(Collection entries)
'''
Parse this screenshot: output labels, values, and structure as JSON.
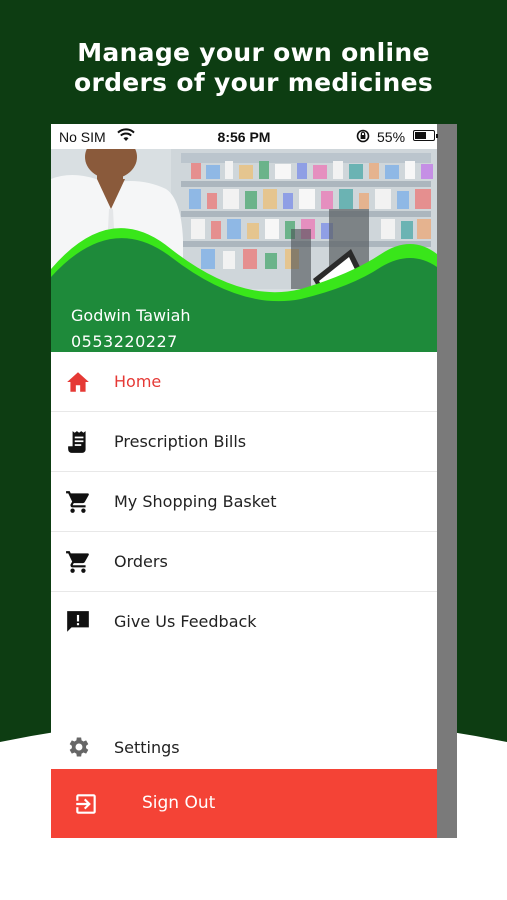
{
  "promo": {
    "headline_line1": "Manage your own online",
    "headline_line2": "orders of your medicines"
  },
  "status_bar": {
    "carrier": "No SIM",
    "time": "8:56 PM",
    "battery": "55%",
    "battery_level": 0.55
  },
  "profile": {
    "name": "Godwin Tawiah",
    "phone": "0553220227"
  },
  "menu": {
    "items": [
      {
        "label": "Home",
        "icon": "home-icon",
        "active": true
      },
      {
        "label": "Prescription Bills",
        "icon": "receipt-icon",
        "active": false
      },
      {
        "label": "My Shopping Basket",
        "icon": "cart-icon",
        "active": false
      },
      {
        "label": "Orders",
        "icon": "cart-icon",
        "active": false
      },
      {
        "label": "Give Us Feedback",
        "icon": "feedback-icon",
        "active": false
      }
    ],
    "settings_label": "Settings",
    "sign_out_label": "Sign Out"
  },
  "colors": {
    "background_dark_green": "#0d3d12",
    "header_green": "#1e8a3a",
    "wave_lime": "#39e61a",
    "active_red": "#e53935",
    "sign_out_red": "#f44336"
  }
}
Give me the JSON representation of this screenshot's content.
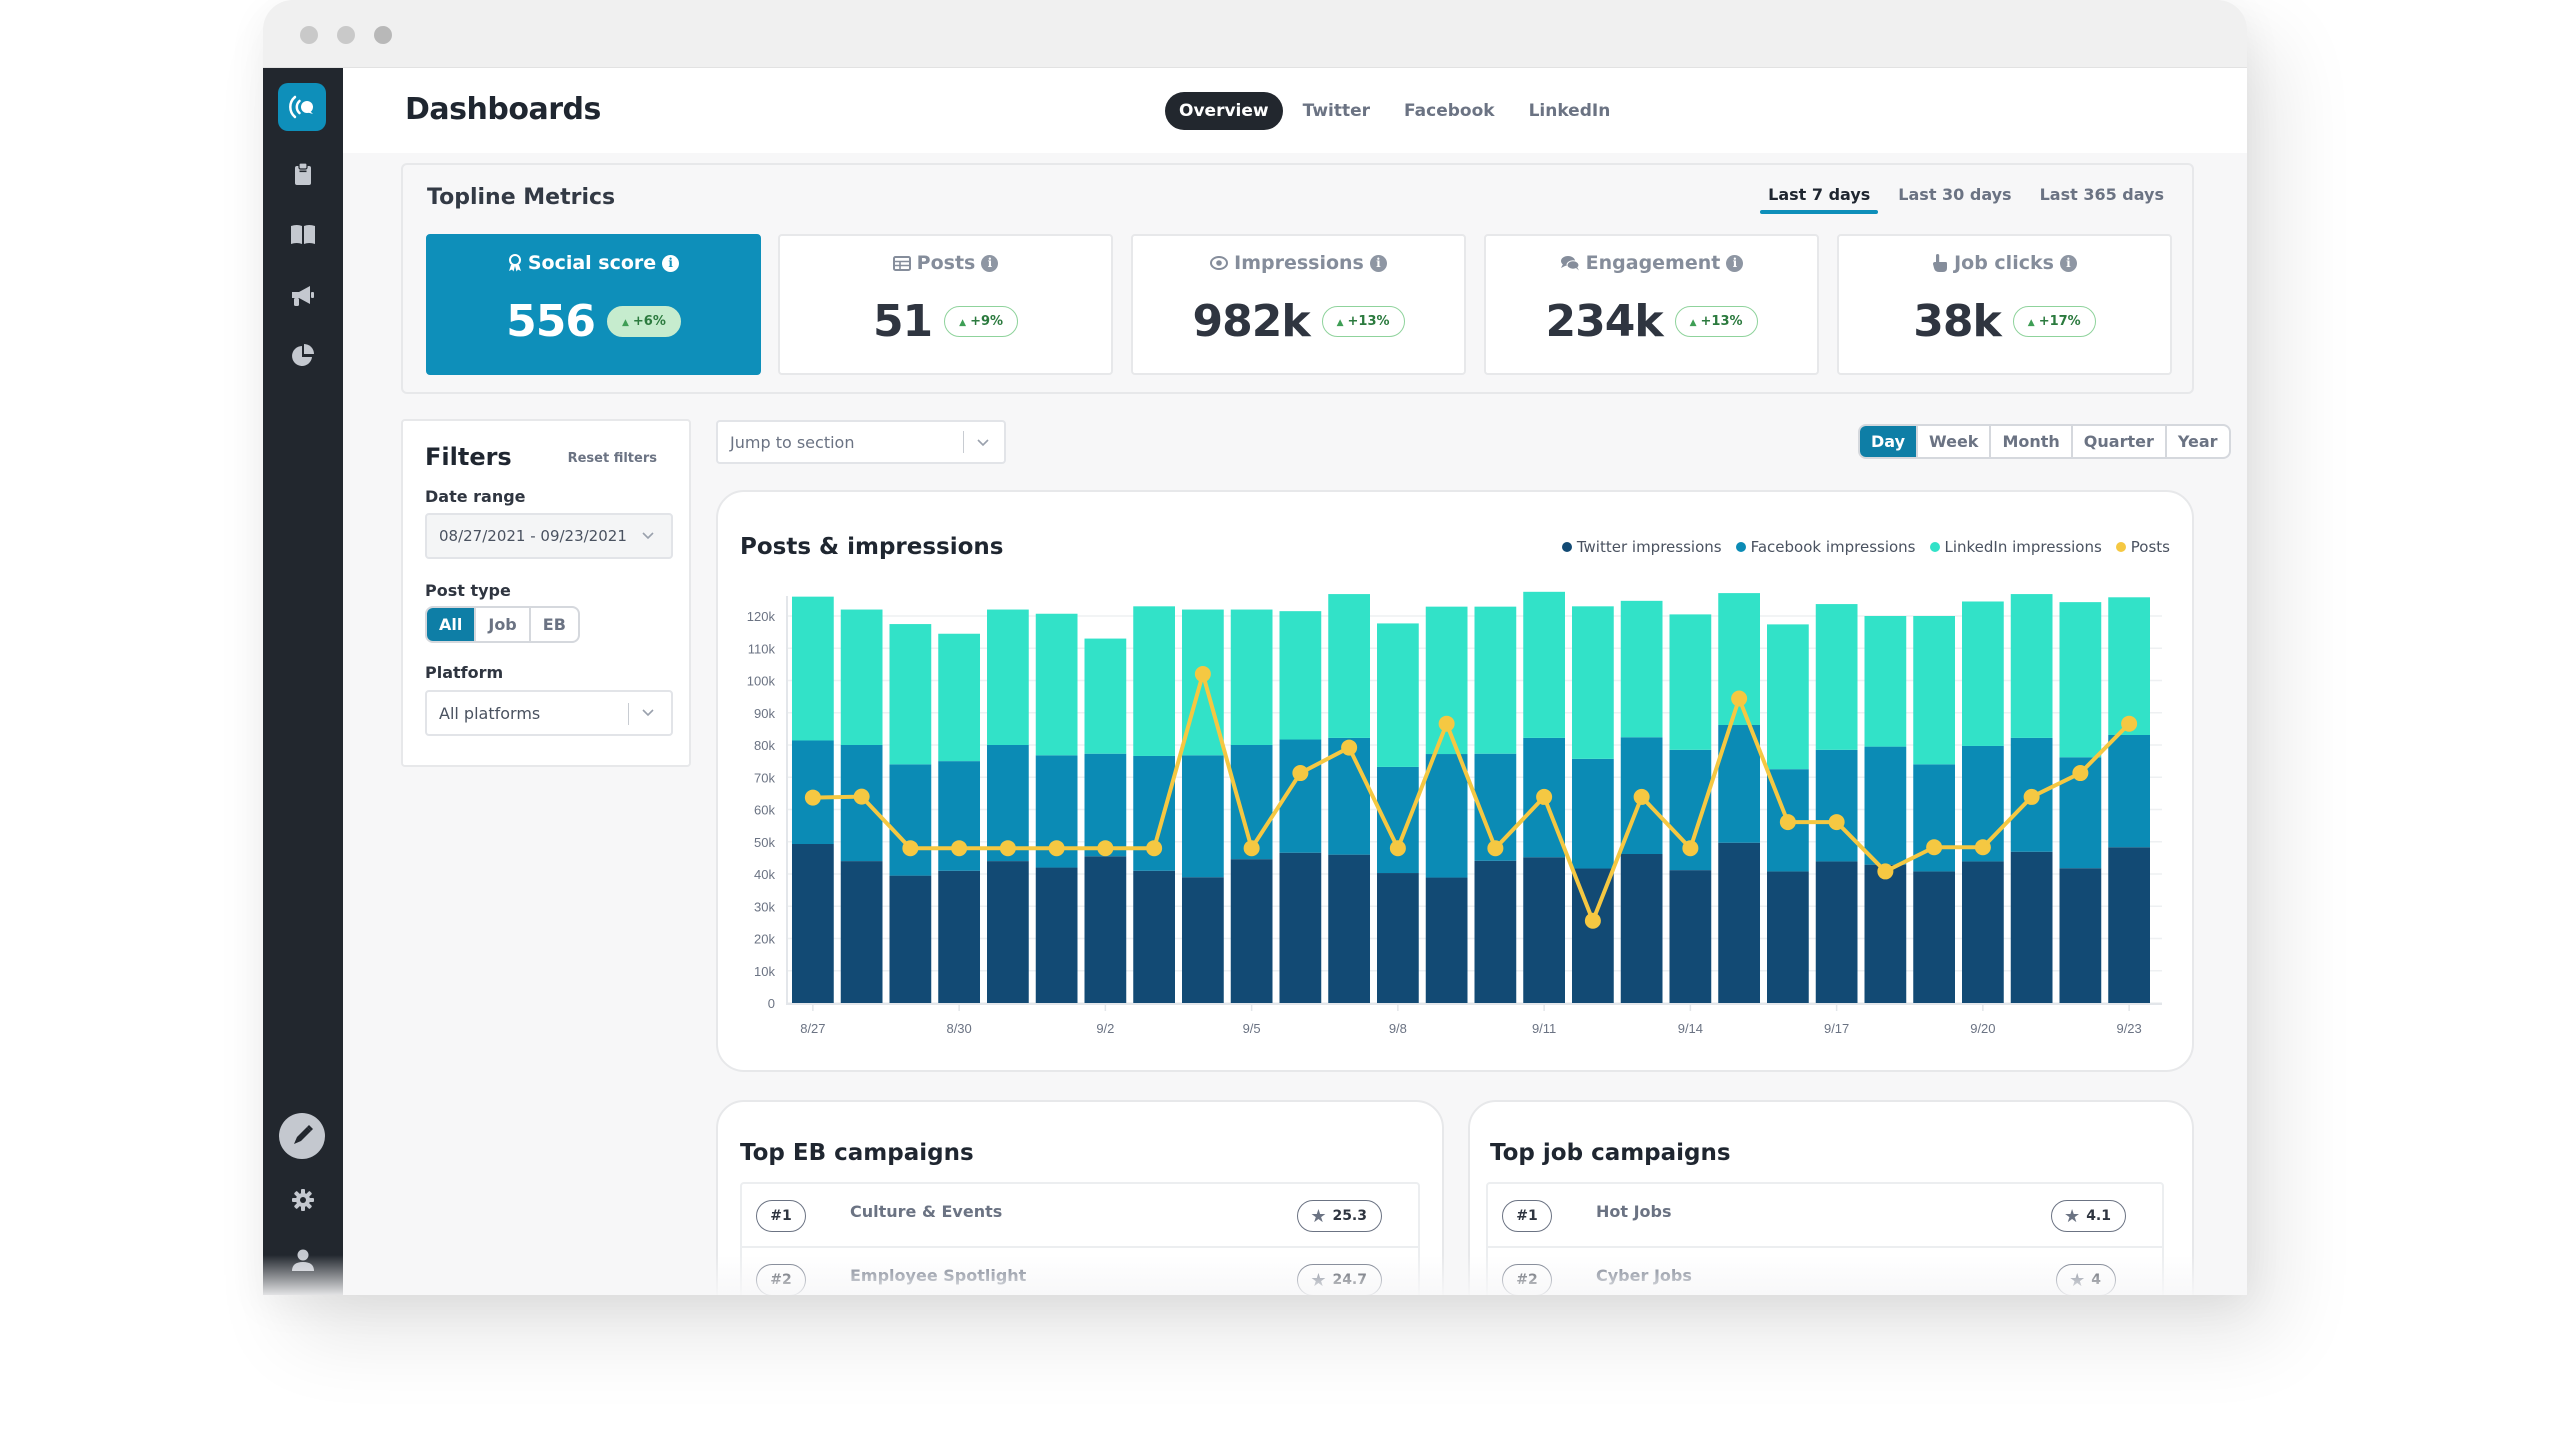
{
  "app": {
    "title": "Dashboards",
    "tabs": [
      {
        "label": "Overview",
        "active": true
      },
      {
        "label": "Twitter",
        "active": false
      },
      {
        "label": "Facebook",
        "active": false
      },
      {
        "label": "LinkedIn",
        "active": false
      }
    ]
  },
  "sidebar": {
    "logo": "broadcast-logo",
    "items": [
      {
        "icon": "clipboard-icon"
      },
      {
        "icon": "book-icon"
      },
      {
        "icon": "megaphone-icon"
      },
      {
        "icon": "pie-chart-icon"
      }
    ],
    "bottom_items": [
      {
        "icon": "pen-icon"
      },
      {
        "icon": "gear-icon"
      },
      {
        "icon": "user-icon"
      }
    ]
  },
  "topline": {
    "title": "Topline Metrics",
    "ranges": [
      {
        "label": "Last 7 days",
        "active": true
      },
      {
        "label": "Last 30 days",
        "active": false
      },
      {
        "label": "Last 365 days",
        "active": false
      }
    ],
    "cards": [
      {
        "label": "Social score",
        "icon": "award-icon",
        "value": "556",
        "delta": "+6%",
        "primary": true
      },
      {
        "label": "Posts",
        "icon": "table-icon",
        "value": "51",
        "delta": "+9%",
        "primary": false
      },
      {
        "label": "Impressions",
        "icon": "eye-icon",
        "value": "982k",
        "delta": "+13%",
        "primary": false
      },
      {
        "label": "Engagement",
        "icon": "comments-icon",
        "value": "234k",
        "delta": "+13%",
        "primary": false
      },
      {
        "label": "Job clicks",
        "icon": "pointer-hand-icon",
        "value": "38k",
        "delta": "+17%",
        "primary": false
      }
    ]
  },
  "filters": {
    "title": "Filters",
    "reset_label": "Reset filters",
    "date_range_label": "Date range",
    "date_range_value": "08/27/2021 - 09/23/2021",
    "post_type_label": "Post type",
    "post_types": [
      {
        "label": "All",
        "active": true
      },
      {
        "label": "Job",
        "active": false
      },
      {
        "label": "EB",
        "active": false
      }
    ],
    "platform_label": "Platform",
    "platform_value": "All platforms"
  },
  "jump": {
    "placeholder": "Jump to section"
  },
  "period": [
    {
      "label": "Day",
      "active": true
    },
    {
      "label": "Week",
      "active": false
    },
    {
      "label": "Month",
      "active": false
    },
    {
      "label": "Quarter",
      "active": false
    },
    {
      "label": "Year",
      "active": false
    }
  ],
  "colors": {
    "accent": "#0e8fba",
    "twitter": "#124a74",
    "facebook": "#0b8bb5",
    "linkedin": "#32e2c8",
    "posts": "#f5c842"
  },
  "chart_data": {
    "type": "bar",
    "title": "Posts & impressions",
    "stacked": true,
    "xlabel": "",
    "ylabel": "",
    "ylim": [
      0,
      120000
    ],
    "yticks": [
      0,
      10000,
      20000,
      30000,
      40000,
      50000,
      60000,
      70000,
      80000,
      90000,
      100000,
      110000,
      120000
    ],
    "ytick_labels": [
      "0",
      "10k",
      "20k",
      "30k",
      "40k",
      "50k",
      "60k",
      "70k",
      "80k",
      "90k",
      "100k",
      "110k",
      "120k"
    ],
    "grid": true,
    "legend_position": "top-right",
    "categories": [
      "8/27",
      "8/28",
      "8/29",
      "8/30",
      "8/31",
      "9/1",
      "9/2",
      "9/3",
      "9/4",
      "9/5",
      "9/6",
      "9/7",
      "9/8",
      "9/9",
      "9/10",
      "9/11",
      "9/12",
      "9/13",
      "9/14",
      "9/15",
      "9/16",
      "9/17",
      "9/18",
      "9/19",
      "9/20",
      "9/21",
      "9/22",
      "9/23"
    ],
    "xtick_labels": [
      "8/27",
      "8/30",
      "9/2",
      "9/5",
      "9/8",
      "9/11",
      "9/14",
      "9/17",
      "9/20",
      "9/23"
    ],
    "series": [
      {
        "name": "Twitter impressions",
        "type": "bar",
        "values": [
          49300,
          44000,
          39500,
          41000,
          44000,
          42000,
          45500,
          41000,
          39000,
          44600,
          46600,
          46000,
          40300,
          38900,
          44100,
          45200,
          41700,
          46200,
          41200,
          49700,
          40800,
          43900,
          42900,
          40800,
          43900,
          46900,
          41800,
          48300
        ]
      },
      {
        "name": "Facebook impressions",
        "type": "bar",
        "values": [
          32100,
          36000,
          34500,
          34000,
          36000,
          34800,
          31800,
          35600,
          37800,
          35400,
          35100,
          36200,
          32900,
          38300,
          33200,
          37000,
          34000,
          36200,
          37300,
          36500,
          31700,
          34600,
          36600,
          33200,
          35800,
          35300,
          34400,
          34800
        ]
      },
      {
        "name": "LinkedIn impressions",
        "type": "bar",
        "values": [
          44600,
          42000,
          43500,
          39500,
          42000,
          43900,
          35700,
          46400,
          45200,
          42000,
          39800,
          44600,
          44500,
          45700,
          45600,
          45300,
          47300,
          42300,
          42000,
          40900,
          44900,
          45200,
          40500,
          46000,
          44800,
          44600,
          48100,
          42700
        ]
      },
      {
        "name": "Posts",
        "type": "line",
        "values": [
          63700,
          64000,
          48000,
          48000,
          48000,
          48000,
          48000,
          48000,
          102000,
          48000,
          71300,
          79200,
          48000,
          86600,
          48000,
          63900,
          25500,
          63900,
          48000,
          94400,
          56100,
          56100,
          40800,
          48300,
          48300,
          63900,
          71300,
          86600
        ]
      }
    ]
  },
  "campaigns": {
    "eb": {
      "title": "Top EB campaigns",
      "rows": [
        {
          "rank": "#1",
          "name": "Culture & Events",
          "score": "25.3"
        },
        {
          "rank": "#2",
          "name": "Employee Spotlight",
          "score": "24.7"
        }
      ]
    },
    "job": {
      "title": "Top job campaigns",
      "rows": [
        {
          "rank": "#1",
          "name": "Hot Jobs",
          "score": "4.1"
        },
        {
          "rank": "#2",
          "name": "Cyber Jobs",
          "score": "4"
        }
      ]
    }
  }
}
'''
'''
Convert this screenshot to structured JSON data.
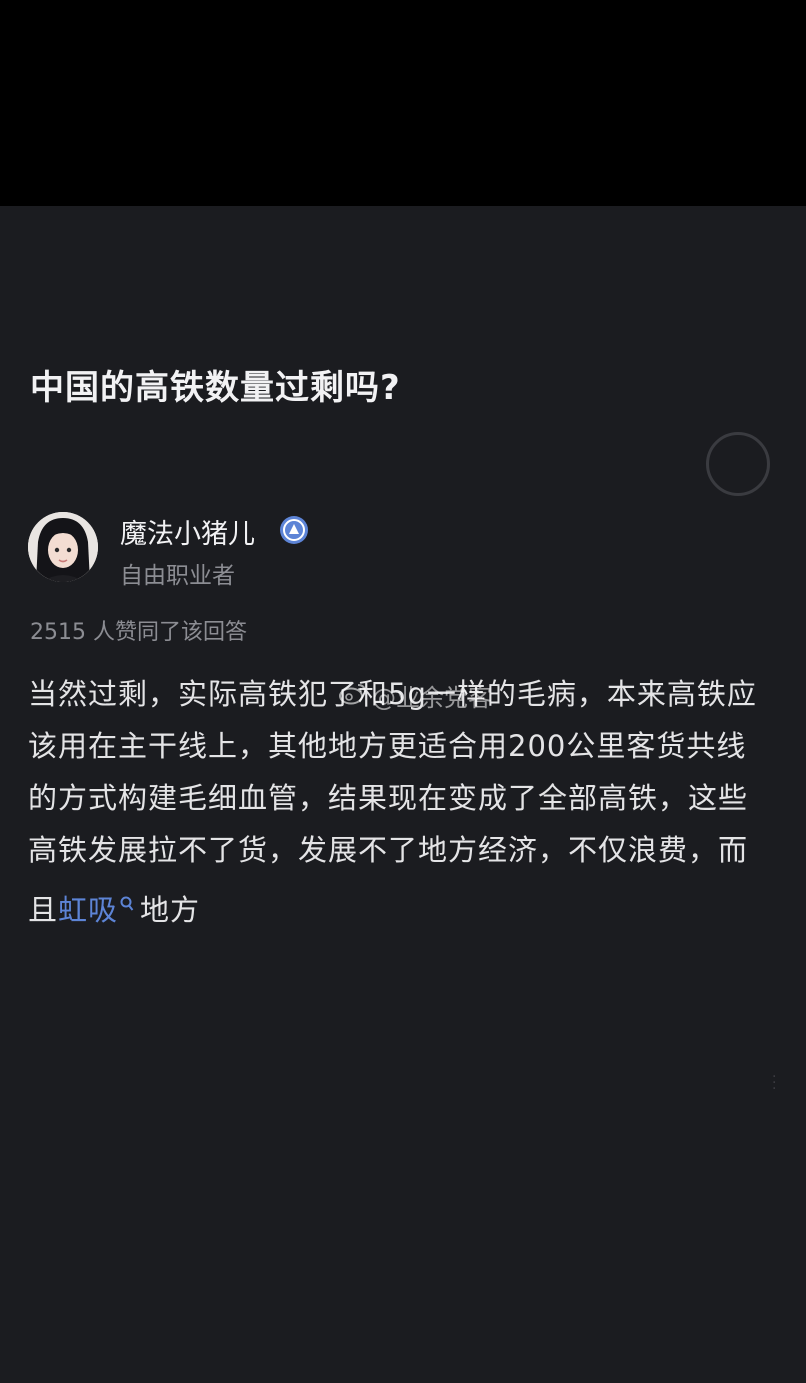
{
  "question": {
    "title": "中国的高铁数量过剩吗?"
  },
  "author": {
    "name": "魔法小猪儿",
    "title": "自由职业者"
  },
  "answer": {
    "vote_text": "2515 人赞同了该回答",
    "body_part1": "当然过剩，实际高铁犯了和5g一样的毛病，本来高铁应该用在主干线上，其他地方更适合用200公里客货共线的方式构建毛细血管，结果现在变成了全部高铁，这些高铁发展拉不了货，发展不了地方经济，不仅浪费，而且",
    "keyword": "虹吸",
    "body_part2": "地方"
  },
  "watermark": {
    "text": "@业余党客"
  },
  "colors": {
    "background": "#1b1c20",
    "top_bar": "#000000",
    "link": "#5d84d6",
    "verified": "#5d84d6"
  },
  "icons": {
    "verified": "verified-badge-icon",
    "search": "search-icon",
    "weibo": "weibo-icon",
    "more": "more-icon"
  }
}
'''
» **What to do**
Pull out every line holding "verified" from the records above, and copy it.

» **Completed task**
    "verified": "#5d84d6"
    "verified": "verified-badge-icon",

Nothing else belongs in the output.